**Goal of the exercise:** Select every line containing the word "племенной" from the material, and copy those lines.
**********
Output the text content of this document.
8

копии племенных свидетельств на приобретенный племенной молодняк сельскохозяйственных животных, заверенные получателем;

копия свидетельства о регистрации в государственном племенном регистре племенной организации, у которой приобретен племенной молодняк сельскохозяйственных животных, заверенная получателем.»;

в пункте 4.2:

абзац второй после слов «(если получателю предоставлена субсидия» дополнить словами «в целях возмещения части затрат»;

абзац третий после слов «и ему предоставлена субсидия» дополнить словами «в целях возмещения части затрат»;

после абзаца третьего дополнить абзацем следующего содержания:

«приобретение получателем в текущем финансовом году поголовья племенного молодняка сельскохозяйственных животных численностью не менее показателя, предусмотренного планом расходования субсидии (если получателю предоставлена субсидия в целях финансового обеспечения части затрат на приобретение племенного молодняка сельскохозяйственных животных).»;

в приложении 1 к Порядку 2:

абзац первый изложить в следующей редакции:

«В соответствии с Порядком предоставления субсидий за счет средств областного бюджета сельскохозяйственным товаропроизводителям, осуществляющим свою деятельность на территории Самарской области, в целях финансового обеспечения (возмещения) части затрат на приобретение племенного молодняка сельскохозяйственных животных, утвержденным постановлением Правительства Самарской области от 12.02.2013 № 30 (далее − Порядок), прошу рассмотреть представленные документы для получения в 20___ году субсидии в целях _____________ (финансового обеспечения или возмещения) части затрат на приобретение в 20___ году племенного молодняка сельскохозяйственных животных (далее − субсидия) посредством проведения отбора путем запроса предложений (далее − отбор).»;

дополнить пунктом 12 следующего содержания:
**********
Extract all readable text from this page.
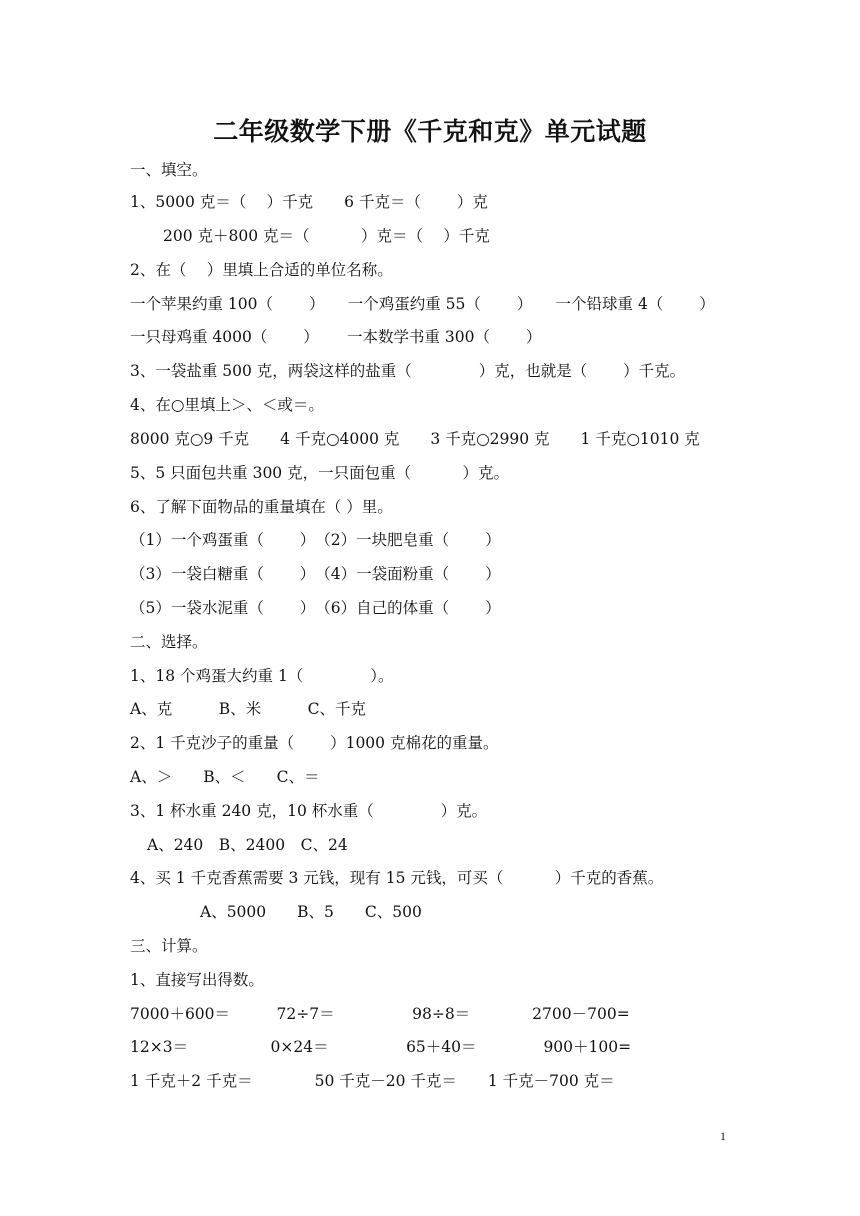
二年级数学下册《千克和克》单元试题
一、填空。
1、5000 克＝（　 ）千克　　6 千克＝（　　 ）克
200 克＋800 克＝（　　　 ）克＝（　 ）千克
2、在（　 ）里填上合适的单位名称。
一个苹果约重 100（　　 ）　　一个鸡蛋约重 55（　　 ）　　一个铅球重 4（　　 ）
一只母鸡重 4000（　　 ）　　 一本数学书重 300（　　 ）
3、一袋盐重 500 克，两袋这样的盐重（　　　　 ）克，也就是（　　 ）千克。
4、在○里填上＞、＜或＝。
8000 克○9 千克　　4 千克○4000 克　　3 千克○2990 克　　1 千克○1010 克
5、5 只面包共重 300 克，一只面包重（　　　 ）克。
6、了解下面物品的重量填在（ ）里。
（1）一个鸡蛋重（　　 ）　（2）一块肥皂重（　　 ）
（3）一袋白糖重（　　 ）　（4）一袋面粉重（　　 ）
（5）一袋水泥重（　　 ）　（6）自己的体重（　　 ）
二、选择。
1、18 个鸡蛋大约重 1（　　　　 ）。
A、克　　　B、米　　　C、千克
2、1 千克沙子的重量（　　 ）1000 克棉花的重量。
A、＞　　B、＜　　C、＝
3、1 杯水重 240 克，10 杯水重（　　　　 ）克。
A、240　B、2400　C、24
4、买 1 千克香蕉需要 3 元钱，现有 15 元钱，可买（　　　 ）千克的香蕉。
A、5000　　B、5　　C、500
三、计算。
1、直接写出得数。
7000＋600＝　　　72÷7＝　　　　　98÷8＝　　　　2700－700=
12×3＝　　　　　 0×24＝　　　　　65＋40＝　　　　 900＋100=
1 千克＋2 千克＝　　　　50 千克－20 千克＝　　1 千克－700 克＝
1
**********
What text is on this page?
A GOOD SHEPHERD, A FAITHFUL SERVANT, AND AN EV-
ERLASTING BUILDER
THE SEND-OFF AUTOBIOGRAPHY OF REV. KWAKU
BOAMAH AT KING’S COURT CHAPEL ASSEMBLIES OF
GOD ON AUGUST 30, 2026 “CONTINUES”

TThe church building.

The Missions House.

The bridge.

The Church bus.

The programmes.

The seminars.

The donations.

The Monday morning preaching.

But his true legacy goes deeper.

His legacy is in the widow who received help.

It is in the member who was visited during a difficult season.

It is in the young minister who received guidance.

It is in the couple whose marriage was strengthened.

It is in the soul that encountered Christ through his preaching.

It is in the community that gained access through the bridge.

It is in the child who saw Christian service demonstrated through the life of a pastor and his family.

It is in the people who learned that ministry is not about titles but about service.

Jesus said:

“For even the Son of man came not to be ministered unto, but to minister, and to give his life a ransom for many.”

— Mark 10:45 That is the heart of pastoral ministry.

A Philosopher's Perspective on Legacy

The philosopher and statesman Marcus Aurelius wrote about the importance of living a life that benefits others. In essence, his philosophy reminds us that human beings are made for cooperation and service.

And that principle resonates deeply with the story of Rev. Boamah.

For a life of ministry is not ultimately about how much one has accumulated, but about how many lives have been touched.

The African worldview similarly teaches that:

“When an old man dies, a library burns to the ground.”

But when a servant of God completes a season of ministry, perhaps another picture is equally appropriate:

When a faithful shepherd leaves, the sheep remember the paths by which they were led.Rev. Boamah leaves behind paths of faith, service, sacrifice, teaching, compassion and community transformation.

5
**********
**Problem solution:**
копии племенных свидетельств на приобретенный племенной молодняк сельскохозяйственных животных, заверенные получателем;
копия свидетельства о регистрации в государственном племенном регистре племенной организации, у которой приобретен племенной молодняк сельскохозяйственных животных, заверенная получателем.»;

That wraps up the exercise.